WHAT YOU NEED TO DO » In the text on the Tenaska Alabama II financing, name every entity that holds an ownership share in the issuer, Tenaska Alabama II, and give the percentage each one holds.

EXTRACT TO READ »
North American Single Asset Deal of the Year 2003


In the first part of 2003, when power finance deals were unpopular, bankers were asked which projects in the sector they were still prepared to finance. An unsurprising 90% said that they were prepared to finance a deal if it was well enough structured. This heartening sentiment obscured an important fact - well structured deals in 2003 went to the bond market. And Tenaska Alabama II was probably the best structured of the lot.

Tenaska is one of the few independent single-asset developers left standing. Panda Energy, after overreaching itself with its TECO joint venture, has been quiet, while Cogentrix, on the wrong end of some tolling agreements with poor counterparties, succumbed to the charms of Goldman Sachs. Tenaska, like Panda, may now be in the distressed power business, but its core skill of striking a financeable power purchase agreement remains.

Its ability to attract solid bank support is also undimmed, and while it used a total of three banks - DZ Bank, Lehman Brothers and Credit Lyonnais - to underwrite the $406.7 million offering, its letter of credit business also attracted solid bank interest. The bonds, meanwhile attracted some of the keenest spreads yet encountered for an asset of its type.Tenaska Alabama II Partners' sponsors are Tenaska and Diamond Generating, part of Mitsubishi. The issuer, a partnership, Tenaska Alabama II is 99%-owned by Tenaska Alabama B, LP (itself 70% owned by Tenaska and 30% by Diamond) and 0.70% by Tenaska Alabama II, Inc, with the remaining 0.30% held by Diamond Alabama II, LLC. The structure, while complex, resembles previous Tenaska financings.

The plant is an 885MW combined-cycle power plant located near Billingsley, in Autauga county, Alabama, about 30 miles northwest of Montgomery. The station is thus in the heart of the southern US, the overbuilt playground of utilities such as Southern and Entergy. As such the plant is lucky to operate without a utility partner. Instead, the key strength underpinning the plant's credit is an energy conversion, or tolling, agreement with Coral Energy. This 20-year agreement is largely based on capacity agreements, and is thus largely insulated from dispatch risk - a key consideration in the region. Coral, moreover, is the strongest power marketer left in the US, owned by Shell, and carrying a AA rating on its own, and benefiting from its AAA-ownership. Indeed Alabama II is one of the few tolls that Coral has signed that carries a Shell guarantee, although this is subject to a maximum amount of $950 million reducing on an annual basis in accordance with an amortization table.

In theory, the toll, unlike some signed by PG&E, TXU, or Xcel subsidiaries, is not a potential victim of an unregulated subsidiary's forced or unforced exit from US power. This desire to exit is understandable - indeed according to the Standard & Poor's analysis of the deal Alabama's toll is out of market. Nevertheless, a guarantee this strong enables the bookrunners to present the financing as a structured Shell credit.

PROVIDED MATERIAL »
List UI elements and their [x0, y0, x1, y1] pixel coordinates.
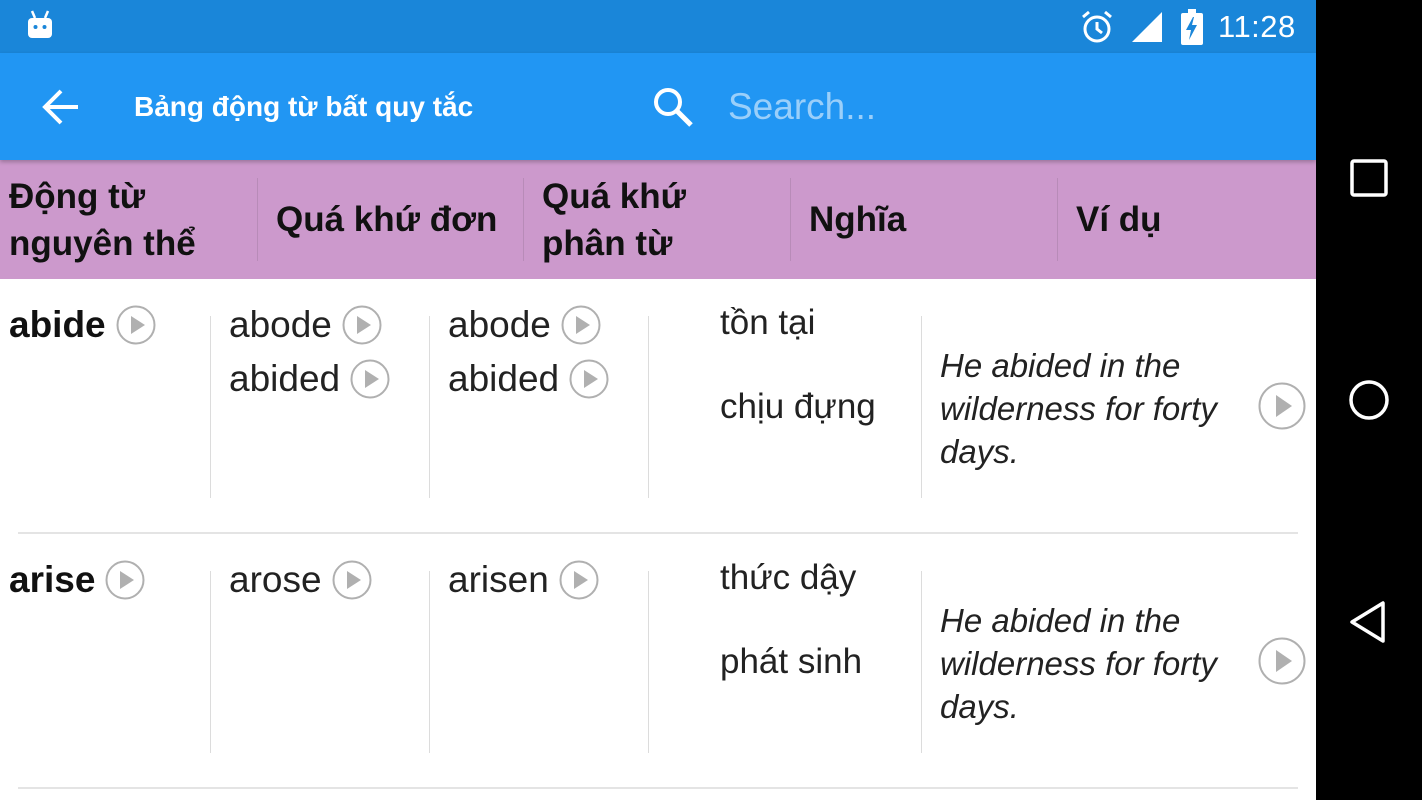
- base-form-word: arise: [9, 559, 96, 600]
- column-separator: [921, 316, 922, 498]
- play-audio-icon[interactable]: [105, 560, 145, 600]
- example-sentence: He abided in the wilderness for forty da…: [940, 599, 1260, 728]
- header-separator: [523, 178, 524, 261]
- header-past-participle-line1: Quá khứ: [542, 176, 686, 216]
- past-participle-cell: abode: [448, 304, 601, 346]
- column-separator: [648, 316, 649, 498]
- past-participle-cell: abided: [448, 358, 609, 400]
- battery-charging-icon: [1181, 9, 1203, 45]
- table-header: Động từ nguyên thể Quá khứ đơn Quá khứ phâ…: [0, 160, 1316, 279]
- past-simple-cell: arose: [229, 559, 372, 601]
- play-audio-icon[interactable]: [342, 305, 382, 345]
- header-example-label: Ví dụ: [1076, 200, 1162, 239]
- table-row: arise arose arisen thức dậy phát sinh He…: [0, 534, 1316, 789]
- column-separator: [429, 571, 430, 753]
- play-audio-icon[interactable]: [559, 560, 599, 600]
- header-past-participle: Quá khứ phân từ: [542, 160, 787, 279]
- header-past-simple-label: Quá khứ đơn: [276, 200, 498, 239]
- column-separator: [648, 571, 649, 753]
- column-separator: [921, 571, 922, 753]
- past-simple-word: abided: [229, 358, 341, 399]
- search-icon[interactable]: [652, 86, 694, 128]
- play-audio-icon[interactable]: [116, 305, 156, 345]
- past-participle-word: abided: [448, 358, 560, 399]
- header-base-form-line1: Động từ: [9, 176, 146, 216]
- header-meaning: Nghĩa: [809, 160, 1054, 279]
- example-line: days.: [940, 433, 1019, 470]
- example-sentence: He abided in the wilderness for forty da…: [940, 344, 1260, 473]
- row-divider: [18, 787, 1298, 789]
- header-past-participle-line2: phân từ: [542, 223, 673, 263]
- header-example: Ví dụ: [1076, 160, 1306, 279]
- header-base-form-line2: nguyên thể: [9, 223, 196, 263]
- header-separator: [257, 178, 258, 261]
- column-separator: [210, 571, 211, 753]
- column-separator: [429, 316, 430, 498]
- search-input[interactable]: [728, 79, 1288, 135]
- alarm-icon: [1082, 10, 1112, 43]
- signal-icon: [1132, 12, 1162, 42]
- play-audio-icon[interactable]: [350, 359, 390, 399]
- app-screen: 11:28 Bảng động từ bất quy tắc Động từ ng…: [0, 0, 1316, 800]
- past-simple-word: arose: [229, 559, 322, 600]
- meaning-text: tồn tại: [720, 303, 816, 342]
- navigation-bar: [1316, 0, 1422, 800]
- back-arrow-icon[interactable]: [40, 87, 82, 127]
- play-example-icon[interactable]: [1258, 637, 1306, 685]
- past-participle-cell: arisen: [448, 559, 599, 601]
- past-simple-cell: abode: [229, 304, 382, 346]
- header-separator: [790, 178, 791, 261]
- play-audio-icon[interactable]: [569, 359, 609, 399]
- past-simple-word: abode: [229, 304, 332, 345]
- meaning-text: chịu đựng: [720, 387, 876, 426]
- page-title: Bảng động từ bất quy tắc: [134, 91, 474, 122]
- past-participle-word: abode: [448, 304, 551, 345]
- app-bar: Bảng động từ bất quy tắc: [0, 53, 1316, 160]
- play-example-icon[interactable]: [1258, 382, 1306, 430]
- recents-square-icon[interactable]: [1346, 155, 1392, 201]
- example-line: He abided in the: [940, 347, 1181, 384]
- status-bar: 11:28: [0, 0, 1316, 53]
- play-audio-icon[interactable]: [332, 560, 372, 600]
- base-form-cell: abide: [9, 304, 156, 346]
- status-clock: 11:28: [1218, 9, 1296, 44]
- example-line: days.: [940, 688, 1019, 725]
- example-line: He abided in the: [940, 602, 1181, 639]
- header-base-form: Động từ nguyên thể: [9, 160, 254, 279]
- meaning-text: phát sinh: [720, 642, 863, 681]
- meaning-text: thức dậy: [720, 558, 857, 597]
- base-form-cell: arise: [9, 559, 145, 601]
- example-line: wilderness for forty: [940, 390, 1217, 427]
- android-debug-icon: [28, 10, 52, 38]
- header-meaning-label: Nghĩa: [809, 200, 907, 239]
- header-past-simple: Quá khứ đơn: [276, 160, 521, 279]
- past-participle-word: arisen: [448, 559, 549, 600]
- header-separator: [1057, 178, 1058, 261]
- home-circle-icon[interactable]: [1346, 377, 1392, 423]
- back-triangle-icon[interactable]: [1346, 599, 1392, 645]
- play-audio-icon[interactable]: [561, 305, 601, 345]
- base-form-word: abide: [9, 304, 106, 345]
- column-separator: [210, 316, 211, 498]
- example-line: wilderness for forty: [940, 645, 1217, 682]
- table-row: abide abode abided abode abided tồn tại …: [0, 279, 1316, 534]
- past-simple-cell: abided: [229, 358, 390, 400]
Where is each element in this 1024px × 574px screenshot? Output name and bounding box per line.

ANSWER TO THIS PROBLEM »
- Tenaska Alabama B, LP: 99%
- Tenaska Alabama II, Inc: 0.70%
- Diamond Alabama II, LLC: 0.30%